> **TO-DO LIST**:
1 - Answer the following about the forum thread on the LabVIEW queue error:
(a) What error number was reported, and at which function did it occur?
(b) According to Ben's reply, what happens to the resources a VI allocated once that VI is no longer running?
(c) In the last reply, what does the listener pass to the sub VI that destroys the queue when it quits?
2 - Carry on the forum thread about the LabVIEW queue error from where it ends.

I have a sneaking suspicion that there are some latent bugs in the queue feature. I have a large number of reentrant VIs running and I create a lot of unnamed queues that I pass inside a cluster to sub VIs. So, there are many many instances of this queue (all unique, supposedly) that exist within each tree of reentrant VIs. I thought labVIEW used a GUID to name unnamed queues so they could never step on each other, but maybe because I have so many, the 'name' is getting reused?

Any other ideas? I am at a total loss.

thanks,

-John

Link to comment

QUOTE (jlokanis @ Aug 29 2008, 04:04 PM)

I have run into a very strange problem. I am getting sporatic occurances of an error with one of my queues. Here is the error:

Error 1122 occurred at Dequeue Element in Process GUI Events.vi:34->Engine 422.vi

Possible reason(s):

LabVIEW: Refnum became invalid while node waited for it.

The wierd thing is, as far as I know, this can ONLY happen if the queue is destroyed in some parallel process while this VI is waiting for an element to be enqueued. But, I have searched all the VIs and the only one where the queue is destroyed is in the cleanup VI that comes after this VI and is connected by the error wire. So, there is no way that cleanup VI could execute before the VI that is waiting.

I have a sneaking suspicion that there are some latent bugs in the queue feature. I have a large number of reentrant VIs running and I create a lot of unnamed queues that I pass inside a cluster to sub VIs. So, there are many many instances of this queue (all unique, supposedly) that exist within each tree of reentrant VIs. I thought labVIEW used a GUID to name unnamed queues so they could never step on each other, but maybe because I have so many, the 'name' is getting reused?

Any other ideas? I am at a total loss.

thanks,

-John

Hi John,

I'm not sure if the following may be what is hitting you but you did ask for "other ideas"

When a VI is no longer running, all of the resource tht were allocated by that VI are destroyed. That includes queues. So if the Queue was created in a VI that goes idle the queues it created are destroyed. The work-around it to make sure the VI's that creaed the queue don't go idle until after the queues is destroyed.

Ben

Link to comment

Thanks for the reply. That is definitely a way to cause a queue to be deallocated. In my case, however, I don't think that is possible. The structure of my code has a main vi that calls a sub VI to create the queue and then passes the queue ref to another sub VI that listens to the queue. When the listener quits, it passes its error cluster to the sub VI that destroys the queue. Since all of these VIs are part of the main VI, i don't see how it is possible that the queue reference would be automatically removed from memory. The VI that get the error is running as a sub VI of the same VI that called the VI that created the queue.

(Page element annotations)
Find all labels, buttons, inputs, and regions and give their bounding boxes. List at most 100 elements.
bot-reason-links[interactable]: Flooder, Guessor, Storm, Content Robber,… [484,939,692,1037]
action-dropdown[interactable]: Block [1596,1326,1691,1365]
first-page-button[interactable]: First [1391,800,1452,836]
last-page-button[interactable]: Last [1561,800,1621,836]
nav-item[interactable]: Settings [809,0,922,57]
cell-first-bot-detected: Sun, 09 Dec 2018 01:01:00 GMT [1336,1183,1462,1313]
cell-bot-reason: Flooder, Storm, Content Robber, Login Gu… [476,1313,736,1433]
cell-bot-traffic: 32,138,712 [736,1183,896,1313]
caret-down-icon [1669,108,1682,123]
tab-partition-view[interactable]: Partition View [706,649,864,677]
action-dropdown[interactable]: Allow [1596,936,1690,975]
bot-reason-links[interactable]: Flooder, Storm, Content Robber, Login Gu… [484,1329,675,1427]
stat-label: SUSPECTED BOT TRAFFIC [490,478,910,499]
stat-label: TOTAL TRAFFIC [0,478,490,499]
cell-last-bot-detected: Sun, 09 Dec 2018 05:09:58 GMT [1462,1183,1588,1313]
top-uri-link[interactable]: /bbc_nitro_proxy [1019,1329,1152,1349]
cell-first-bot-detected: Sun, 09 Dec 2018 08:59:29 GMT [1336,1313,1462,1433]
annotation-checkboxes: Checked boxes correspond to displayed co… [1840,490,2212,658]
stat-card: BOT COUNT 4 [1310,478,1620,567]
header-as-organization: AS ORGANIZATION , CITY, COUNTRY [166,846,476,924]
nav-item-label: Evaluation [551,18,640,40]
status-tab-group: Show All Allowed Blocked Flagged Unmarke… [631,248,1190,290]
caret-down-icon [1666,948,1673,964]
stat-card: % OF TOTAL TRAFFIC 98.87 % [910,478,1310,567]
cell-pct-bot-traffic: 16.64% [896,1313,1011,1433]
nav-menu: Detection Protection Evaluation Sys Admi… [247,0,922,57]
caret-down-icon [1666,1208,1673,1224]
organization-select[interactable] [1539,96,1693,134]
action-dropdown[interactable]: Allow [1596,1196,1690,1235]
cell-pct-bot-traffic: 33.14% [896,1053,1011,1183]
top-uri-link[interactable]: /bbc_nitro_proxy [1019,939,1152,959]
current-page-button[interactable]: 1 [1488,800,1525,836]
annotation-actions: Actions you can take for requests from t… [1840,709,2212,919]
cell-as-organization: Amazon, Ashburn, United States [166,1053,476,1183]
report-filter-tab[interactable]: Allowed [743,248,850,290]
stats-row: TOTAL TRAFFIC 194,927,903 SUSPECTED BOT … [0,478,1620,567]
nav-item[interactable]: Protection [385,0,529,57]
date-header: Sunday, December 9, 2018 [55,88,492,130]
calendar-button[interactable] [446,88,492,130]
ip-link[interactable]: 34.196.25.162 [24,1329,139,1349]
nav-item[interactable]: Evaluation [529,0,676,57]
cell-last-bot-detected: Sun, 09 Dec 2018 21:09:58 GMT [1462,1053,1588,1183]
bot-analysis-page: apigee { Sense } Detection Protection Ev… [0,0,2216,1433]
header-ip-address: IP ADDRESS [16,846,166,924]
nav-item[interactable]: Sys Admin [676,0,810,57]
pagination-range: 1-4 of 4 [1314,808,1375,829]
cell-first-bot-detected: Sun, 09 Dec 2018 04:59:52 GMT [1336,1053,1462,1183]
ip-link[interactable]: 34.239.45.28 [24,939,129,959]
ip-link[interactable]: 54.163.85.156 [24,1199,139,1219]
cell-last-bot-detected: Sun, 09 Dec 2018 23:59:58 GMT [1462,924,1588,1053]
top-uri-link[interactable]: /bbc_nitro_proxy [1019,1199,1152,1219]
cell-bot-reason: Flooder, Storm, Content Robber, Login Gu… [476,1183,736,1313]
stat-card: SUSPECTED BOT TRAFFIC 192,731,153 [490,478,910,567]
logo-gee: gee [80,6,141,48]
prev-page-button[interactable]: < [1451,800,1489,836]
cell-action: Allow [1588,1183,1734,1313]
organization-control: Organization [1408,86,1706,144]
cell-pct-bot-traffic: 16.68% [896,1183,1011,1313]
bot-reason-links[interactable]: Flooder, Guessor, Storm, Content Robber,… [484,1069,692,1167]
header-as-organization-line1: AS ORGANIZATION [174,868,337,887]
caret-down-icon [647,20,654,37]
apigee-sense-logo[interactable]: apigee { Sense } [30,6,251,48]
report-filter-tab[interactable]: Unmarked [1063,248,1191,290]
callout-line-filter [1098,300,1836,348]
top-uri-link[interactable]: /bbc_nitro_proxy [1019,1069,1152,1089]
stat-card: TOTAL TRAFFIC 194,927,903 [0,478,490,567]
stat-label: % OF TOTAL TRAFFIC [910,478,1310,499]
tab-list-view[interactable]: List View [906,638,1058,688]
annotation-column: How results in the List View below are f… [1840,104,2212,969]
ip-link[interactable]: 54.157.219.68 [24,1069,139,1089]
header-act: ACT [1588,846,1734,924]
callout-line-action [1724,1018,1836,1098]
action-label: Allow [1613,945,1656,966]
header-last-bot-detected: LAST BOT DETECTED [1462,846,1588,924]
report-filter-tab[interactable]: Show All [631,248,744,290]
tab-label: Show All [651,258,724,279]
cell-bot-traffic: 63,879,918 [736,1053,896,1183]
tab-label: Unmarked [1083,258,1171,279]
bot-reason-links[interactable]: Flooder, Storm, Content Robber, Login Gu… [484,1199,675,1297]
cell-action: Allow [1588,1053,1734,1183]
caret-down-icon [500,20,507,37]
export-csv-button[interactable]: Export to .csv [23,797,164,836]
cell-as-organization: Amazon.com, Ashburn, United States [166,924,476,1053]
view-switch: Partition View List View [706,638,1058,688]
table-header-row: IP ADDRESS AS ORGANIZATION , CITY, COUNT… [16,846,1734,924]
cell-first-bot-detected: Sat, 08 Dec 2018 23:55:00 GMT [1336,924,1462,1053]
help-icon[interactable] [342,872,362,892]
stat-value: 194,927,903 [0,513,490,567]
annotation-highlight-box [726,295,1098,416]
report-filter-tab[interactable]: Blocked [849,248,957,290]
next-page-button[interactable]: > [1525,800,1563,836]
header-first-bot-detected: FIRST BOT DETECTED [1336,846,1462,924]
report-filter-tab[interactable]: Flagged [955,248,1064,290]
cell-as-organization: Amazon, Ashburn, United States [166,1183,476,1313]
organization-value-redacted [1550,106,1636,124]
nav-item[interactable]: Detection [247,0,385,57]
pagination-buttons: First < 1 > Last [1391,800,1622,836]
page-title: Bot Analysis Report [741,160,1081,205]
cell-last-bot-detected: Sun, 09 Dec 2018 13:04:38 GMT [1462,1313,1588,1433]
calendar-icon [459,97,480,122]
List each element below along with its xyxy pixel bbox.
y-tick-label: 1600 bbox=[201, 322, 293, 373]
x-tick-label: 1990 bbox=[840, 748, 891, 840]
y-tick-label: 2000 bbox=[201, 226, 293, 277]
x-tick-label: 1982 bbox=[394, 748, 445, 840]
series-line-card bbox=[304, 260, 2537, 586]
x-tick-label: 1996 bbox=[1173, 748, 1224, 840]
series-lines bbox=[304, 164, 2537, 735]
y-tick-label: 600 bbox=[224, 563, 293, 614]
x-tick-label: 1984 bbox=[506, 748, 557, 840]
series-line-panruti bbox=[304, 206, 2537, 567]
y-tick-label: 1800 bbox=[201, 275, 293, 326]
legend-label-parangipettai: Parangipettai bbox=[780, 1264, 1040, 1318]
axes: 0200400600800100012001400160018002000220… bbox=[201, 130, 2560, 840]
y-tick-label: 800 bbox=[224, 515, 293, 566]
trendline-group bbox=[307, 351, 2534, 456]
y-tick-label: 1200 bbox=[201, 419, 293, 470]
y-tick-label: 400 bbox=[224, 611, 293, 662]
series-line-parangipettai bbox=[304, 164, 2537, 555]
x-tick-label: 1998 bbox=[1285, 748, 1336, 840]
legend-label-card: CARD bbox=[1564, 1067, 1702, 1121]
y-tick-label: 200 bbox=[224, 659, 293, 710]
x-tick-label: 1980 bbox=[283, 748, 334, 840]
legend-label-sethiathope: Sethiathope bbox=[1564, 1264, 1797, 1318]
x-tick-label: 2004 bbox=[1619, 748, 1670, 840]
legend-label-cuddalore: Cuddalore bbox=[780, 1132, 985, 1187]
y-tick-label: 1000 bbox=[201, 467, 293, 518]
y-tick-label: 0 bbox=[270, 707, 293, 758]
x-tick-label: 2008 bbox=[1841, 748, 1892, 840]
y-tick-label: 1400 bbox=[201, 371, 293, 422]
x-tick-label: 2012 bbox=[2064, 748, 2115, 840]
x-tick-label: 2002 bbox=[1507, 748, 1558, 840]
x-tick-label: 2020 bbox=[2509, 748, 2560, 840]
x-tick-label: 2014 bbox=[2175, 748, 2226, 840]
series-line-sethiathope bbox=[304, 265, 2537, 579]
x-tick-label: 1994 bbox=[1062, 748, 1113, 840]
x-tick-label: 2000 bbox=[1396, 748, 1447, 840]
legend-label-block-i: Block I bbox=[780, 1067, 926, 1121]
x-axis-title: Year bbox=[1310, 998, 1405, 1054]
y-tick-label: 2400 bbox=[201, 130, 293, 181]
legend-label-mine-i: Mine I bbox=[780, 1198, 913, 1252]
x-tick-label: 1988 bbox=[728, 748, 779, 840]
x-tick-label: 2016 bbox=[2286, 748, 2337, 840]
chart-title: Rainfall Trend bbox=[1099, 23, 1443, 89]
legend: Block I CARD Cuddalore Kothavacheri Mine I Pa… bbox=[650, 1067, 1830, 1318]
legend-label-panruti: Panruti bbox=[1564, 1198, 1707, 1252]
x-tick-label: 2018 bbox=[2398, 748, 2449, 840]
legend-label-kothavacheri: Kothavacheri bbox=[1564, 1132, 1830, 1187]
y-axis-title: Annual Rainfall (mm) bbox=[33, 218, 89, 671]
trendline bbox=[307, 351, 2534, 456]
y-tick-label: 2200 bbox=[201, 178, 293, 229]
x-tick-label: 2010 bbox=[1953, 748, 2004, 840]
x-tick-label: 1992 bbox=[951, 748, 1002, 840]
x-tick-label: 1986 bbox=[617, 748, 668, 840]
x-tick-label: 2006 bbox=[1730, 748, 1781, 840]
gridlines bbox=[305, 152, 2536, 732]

> **TASK-BY-TASK RESULTS**:
1 -
(a) Error 1122, at Dequeue Element.
(b) They are destroyed, and that includes queues.
(c) Its error cluster.

2 -
The interesting thing is everything seems to work well for a long time and then it all goes to heck. As you can see from the error, the 'main.vi' has been spawned from a template 422 times and the reentrant subVI that got the error is one of 34 in memory right now, all listening to their own 'version' of this queue.

I think the LV engine get 'confused' and screws this up. I can see many examples of this happening in various parts of my code where queues either become invalid while waiting or are invalid when passed to a subVI, even though a release was never called and their creator VI is still in memory and supposedly 'reserved for run' still...

Perhaps there is some issue with all these VIs being reentrant? I only use the shared clones mode, but none of them have a uninitialized shift register...

Link to comment

I will say that Ben is probably right.

This has happened to me countless time, and every single time this was a lifetime issue.

Scenario Example:

Create Queue in a VI

Put Queue refnum in LV2 Gbl

Launch (asynchronously) other code that need the Queue (other code call LV2 Gbl)

Create Queue VI stops --> Queue refnum become invalid because LV garbage collect it.

--> Get error in you asynchronous code

PJM

Link to comment

QUOTE (jlokanis @ Aug 29 2008, 01:56 PM)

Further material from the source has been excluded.